§ **Task to carry out**
Find each line holding the word "document" and give the total alone.

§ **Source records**
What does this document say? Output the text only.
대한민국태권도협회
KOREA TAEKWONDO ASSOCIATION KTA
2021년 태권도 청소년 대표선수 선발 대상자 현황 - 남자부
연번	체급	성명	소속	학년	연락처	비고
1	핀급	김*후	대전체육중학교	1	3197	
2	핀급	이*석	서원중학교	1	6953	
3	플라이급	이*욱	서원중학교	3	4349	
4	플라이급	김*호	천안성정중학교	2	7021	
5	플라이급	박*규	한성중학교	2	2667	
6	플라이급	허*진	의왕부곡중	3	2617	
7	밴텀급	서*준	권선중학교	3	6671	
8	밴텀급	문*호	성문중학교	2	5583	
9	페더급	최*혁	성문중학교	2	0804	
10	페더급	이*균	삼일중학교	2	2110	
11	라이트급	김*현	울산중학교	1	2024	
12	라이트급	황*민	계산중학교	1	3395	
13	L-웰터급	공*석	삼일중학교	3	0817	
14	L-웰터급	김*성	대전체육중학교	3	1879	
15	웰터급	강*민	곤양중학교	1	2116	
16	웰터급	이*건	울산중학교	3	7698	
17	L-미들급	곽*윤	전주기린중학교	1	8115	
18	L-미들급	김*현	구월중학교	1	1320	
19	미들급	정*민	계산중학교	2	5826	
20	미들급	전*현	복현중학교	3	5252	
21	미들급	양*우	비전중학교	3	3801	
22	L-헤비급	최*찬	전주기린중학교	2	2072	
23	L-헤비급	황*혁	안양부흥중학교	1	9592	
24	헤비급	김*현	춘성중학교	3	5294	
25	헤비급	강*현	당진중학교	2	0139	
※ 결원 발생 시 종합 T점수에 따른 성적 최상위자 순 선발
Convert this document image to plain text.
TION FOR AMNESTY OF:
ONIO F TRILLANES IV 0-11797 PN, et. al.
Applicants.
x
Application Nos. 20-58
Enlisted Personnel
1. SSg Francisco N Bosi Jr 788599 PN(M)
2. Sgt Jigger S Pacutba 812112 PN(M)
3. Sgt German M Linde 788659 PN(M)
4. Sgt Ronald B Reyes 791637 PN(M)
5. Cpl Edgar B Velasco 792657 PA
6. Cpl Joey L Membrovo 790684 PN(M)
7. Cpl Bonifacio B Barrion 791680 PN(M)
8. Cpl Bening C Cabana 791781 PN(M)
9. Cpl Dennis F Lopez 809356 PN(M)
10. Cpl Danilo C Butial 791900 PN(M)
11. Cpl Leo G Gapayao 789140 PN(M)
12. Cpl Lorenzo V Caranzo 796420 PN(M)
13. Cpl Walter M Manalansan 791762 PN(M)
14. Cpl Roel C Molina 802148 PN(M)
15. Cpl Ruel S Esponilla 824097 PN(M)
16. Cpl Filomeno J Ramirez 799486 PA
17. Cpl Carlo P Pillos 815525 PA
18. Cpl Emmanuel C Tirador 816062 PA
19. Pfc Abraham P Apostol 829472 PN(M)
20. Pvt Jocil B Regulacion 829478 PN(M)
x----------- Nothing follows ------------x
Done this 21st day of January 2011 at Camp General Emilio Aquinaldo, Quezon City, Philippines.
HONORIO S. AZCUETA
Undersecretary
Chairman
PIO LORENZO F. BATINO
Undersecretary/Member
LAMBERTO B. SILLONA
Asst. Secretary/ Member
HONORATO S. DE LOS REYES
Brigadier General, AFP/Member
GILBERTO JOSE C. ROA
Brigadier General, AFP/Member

§ **In response**
2